▶ [The exercise]:
Report every line in the listing below where the string "quan" shows up.

### Provided information

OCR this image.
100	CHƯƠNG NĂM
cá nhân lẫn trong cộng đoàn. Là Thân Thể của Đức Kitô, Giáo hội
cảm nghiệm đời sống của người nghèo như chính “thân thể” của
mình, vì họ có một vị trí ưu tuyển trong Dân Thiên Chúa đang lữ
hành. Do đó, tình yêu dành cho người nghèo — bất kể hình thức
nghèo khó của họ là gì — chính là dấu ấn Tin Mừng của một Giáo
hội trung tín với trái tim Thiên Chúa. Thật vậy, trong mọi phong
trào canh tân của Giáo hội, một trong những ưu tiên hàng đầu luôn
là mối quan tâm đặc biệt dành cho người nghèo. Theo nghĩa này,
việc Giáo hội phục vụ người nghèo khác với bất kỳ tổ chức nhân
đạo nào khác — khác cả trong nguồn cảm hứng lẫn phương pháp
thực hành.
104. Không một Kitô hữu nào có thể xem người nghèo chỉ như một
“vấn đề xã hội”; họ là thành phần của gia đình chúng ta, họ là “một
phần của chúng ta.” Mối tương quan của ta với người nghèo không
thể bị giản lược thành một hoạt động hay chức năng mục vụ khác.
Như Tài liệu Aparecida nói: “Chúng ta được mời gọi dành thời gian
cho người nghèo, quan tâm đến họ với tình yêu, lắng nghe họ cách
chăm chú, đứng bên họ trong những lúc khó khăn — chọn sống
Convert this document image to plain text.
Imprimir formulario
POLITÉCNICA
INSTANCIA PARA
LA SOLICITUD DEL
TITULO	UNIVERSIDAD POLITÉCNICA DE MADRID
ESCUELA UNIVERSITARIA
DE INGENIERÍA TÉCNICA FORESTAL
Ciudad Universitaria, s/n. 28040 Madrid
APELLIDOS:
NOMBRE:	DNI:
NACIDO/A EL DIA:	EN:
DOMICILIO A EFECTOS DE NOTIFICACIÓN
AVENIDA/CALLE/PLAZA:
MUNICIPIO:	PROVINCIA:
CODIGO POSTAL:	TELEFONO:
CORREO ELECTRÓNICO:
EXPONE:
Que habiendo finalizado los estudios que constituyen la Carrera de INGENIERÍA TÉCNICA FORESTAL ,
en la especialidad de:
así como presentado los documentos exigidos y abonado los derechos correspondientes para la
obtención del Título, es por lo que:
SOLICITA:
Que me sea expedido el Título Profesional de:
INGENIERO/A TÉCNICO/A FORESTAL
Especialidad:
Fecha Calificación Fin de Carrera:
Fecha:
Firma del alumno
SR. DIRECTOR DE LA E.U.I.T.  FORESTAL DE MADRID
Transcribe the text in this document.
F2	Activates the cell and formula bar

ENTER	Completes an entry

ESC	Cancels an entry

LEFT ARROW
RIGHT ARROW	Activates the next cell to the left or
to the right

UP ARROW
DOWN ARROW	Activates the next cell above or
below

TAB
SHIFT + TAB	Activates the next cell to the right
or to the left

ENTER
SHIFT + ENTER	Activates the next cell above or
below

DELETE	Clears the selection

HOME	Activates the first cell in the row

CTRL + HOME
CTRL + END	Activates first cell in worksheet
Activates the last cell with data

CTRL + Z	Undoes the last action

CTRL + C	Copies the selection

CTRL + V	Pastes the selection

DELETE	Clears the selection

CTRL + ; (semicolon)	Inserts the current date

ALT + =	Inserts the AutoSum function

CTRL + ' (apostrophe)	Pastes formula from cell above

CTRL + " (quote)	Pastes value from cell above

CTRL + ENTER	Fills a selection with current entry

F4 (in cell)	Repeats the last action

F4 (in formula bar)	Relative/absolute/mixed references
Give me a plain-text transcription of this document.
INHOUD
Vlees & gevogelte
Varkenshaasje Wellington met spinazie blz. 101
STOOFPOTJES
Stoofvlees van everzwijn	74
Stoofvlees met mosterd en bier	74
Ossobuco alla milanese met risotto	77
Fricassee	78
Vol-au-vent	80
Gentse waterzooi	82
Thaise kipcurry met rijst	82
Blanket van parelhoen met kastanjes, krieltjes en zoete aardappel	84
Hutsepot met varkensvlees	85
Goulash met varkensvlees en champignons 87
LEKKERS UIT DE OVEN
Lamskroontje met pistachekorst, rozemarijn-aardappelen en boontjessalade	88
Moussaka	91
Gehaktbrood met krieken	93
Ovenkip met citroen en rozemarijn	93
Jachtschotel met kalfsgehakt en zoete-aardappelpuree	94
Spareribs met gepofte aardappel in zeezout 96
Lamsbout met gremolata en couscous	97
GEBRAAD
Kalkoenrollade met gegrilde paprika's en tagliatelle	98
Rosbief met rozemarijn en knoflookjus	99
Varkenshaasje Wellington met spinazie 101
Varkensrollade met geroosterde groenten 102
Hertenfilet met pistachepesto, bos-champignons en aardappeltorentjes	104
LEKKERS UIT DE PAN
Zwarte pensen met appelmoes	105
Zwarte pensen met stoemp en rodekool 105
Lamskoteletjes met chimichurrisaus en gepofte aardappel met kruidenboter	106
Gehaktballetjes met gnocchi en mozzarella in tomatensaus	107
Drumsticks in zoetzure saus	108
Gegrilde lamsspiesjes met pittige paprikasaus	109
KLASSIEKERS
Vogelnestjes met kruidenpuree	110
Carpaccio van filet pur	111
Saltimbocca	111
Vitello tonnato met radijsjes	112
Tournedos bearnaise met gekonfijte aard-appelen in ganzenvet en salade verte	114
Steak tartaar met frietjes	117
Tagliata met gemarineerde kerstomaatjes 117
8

######

▶ [Output below]:
là mối quan tâm đặc biệt dành cho người nghèo. Theo nghĩa này,
phần của chúng ta.” Mối tương quan của ta với người nghèo không
cho người nghèo, quan tâm đến họ với tình yêu, lắng nghe họ cách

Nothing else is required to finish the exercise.